### What is asked
Would you return all of this data exactly, leaving nothing out?

Recorded data:
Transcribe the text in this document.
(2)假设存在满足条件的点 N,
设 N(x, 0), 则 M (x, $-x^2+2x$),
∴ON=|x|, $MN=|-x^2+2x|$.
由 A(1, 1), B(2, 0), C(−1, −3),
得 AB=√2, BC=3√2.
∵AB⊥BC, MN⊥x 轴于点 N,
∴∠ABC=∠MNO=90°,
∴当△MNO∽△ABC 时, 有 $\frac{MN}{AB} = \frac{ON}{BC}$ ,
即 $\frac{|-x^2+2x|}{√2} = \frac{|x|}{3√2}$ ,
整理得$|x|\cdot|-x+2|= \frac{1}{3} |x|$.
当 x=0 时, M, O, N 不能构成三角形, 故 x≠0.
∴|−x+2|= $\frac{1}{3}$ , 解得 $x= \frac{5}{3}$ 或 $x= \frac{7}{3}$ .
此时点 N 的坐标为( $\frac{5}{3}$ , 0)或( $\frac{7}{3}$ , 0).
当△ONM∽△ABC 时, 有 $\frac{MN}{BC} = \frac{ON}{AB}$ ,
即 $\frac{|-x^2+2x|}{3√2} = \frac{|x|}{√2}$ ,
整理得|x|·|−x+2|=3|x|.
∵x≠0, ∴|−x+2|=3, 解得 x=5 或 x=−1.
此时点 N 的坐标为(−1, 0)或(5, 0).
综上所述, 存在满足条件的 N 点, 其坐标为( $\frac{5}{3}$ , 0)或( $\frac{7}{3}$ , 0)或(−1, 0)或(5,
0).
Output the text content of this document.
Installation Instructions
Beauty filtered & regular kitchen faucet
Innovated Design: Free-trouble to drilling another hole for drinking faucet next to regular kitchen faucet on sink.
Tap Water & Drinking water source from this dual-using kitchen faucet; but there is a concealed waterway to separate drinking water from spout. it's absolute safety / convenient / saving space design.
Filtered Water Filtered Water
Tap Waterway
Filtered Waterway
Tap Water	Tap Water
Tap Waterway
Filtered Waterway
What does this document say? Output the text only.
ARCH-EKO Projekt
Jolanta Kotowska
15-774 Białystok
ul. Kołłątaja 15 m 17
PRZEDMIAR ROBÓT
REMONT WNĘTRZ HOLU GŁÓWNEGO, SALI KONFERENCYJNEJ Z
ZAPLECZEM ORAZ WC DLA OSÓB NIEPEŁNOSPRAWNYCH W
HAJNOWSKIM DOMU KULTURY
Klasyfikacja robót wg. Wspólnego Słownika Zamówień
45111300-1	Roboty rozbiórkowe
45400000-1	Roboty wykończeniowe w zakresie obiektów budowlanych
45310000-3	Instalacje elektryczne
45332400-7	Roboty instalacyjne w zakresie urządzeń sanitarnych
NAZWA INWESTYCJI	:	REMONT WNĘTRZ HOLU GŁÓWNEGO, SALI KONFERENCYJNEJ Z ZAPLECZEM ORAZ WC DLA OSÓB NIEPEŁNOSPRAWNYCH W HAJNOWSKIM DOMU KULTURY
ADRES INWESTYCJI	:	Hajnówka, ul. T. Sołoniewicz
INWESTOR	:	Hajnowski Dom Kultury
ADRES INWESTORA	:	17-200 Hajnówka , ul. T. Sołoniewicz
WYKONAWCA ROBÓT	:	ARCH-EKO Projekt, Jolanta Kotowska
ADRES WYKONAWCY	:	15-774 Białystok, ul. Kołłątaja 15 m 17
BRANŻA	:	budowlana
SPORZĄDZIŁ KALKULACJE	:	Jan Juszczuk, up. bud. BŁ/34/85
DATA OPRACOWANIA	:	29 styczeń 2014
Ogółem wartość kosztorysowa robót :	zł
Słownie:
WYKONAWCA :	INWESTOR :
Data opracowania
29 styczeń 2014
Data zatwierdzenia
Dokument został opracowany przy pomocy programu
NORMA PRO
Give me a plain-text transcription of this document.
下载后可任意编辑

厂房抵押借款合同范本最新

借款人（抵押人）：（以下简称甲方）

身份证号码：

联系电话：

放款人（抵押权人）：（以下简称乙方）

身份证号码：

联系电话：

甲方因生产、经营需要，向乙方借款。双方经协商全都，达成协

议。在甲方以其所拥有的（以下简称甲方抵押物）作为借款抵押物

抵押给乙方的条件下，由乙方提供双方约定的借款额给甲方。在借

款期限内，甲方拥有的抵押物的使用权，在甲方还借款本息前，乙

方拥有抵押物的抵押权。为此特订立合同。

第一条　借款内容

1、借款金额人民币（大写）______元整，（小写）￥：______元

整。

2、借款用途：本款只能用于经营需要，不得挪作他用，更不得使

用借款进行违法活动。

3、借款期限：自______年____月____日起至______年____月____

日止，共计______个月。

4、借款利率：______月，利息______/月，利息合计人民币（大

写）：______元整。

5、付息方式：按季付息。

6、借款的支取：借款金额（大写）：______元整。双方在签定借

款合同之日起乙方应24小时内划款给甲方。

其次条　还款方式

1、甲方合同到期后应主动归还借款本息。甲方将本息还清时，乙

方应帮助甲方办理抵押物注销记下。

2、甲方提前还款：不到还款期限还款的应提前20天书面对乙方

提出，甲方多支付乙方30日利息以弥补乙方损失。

### Exercise output
Transcribe the text in this document.
(2)假设存在满足条件的点 N,
设 N(x, 0), 则 M (x, $-x^2+2x$),
∴ON=|x|, $MN=|-x^2+2x|$.
由 A(1, 1), B(2, 0), C(−1, −3),
得 AB=√2, BC=3√2.
∵AB⊥BC, MN⊥x 轴于点 N,
∴∠ABC=∠MNO=90°,
∴当△MNO∽△ABC 时, 有 $\frac{MN}{AB} = \frac{ON}{BC}$ ,
即 $\frac{|-x^2+2x|}{√2} = \frac{|x|}{3√2}$ ,
整理得$|x|\cdot|-x+2|= \frac{1}{3} |x|$.
当 x=0 时, M, O, N 不能构成三角形, 故 x≠0.
∴|−x+2|= $\frac{1}{3}$ , 解得 $x= \frac{5}{3}$ 或 $x= \frac{7}{3}$ .
此时点 N 的坐标为( $\frac{5}{3}$ , 0)或( $\frac{7}{3}$ , 0).
当△ONM∽△ABC 时, 有 $\frac{MN}{BC} = \frac{ON}{AB}$ ,
即 $\frac{|-x^2+2x|}{3√2} = \frac{|x|}{√2}$ ,
整理得|x|·|−x+2|=3|x|.
∵x≠0, ∴|−x+2|=3, 解得 x=5 或 x=−1.
此时点 N 的坐标为(−1, 0)或(5, 0).
综上所述, 存在满足条件的 N 点, 其坐标为( $\frac{5}{3}$ , 0)或( $\frac{7}{3}$ , 0)或(−1, 0)或(5,
0).
Output the text content of this document.
Installation Instructions
Beauty filtered & regular kitchen faucet
Innovated Design: Free-trouble to drilling another hole for drinking faucet next to regular kitchen faucet on sink.
Tap Water & Drinking water source from this dual-using kitchen faucet; but there is a concealed waterway to separate drinking water from spout. it's absolute safety / convenient / saving space design.
Filtered Water Filtered Water
Tap Waterway
Filtered Waterway
Tap Water	Tap Water
Tap Waterway
Filtered Waterway
What does this document say? Output the text only.
ARCH-EKO Projekt
Jolanta Kotowska
15-774 Białystok
ul. Kołłątaja 15 m 17
PRZEDMIAR ROBÓT
REMONT WNĘTRZ HOLU GŁÓWNEGO, SALI KONFERENCYJNEJ Z
ZAPLECZEM ORAZ WC DLA OSÓB NIEPEŁNOSPRAWNYCH W
HAJNOWSKIM DOMU KULTURY
Klasyfikacja robót wg. Wspólnego Słownika Zamówień
45111300-1	Roboty rozbiórkowe
45400000-1	Roboty wykończeniowe w zakresie obiektów budowlanych
45310000-3	Instalacje elektryczne
45332400-7	Roboty instalacyjne w zakresie urządzeń sanitarnych
NAZWA INWESTYCJI	:	REMONT WNĘTRZ HOLU GŁÓWNEGO, SALI KONFERENCYJNEJ Z ZAPLECZEM ORAZ WC DLA OSÓB NIEPEŁNOSPRAWNYCH W HAJNOWSKIM DOMU KULTURY
ADRES INWESTYCJI	:	Hajnówka, ul. T. Sołoniewicz
INWESTOR	:	Hajnowski Dom Kultury
ADRES INWESTORA	:	17-200 Hajnówka , ul. T. Sołoniewicz
WYKONAWCA ROBÓT	:	ARCH-EKO Projekt, Jolanta Kotowska
ADRES WYKONAWCY	:	15-774 Białystok, ul. Kołłątaja 15 m 17
BRANŻA	:	budowlana
SPORZĄDZIŁ KALKULACJE	:	Jan Juszczuk, up. bud. BŁ/34/85
DATA OPRACOWANIA	:	29 styczeń 2014
Ogółem wartość kosztorysowa robót :	zł
Słownie:
WYKONAWCA :	INWESTOR :
Data opracowania
29 styczeń 2014
Data zatwierdzenia
Dokument został opracowany przy pomocy programu
NORMA PRO
Give me a plain-text transcription of this document.
下载后可任意编辑

厂房抵押借款合同范本最新

借款人（抵押人）：（以下简称甲方）

身份证号码：

联系电话：

放款人（抵押权人）：（以下简称乙方）

身份证号码：

联系电话：

甲方因生产、经营需要，向乙方借款。双方经协商全都，达成协

议。在甲方以其所拥有的（以下简称甲方抵押物）作为借款抵押物

抵押给乙方的条件下，由乙方提供双方约定的借款额给甲方。在借

款期限内，甲方拥有的抵押物的使用权，在甲方还借款本息前，乙

方拥有抵押物的抵押权。为此特订立合同。

第一条　借款内容

1、借款金额人民币（大写）______元整，（小写）￥：______元

整。

2、借款用途：本款只能用于经营需要，不得挪作他用，更不得使

用借款进行违法活动。

3、借款期限：自______年____月____日起至______年____月____

日止，共计______个月。

4、借款利率：______月，利息______/月，利息合计人民币（大

写）：______元整。

5、付息方式：按季付息。

6、借款的支取：借款金额（大写）：______元整。双方在签定借

款合同之日起乙方应24小时内划款给甲方。

其次条　还款方式

1、甲方合同到期后应主动归还借款本息。甲方将本息还清时，乙

方应帮助甲方办理抵押物注销记下。

2、甲方提前还款：不到还款期限还款的应提前20天书面对乙方

提出，甲方多支付乙方30日利息以弥补乙方损失。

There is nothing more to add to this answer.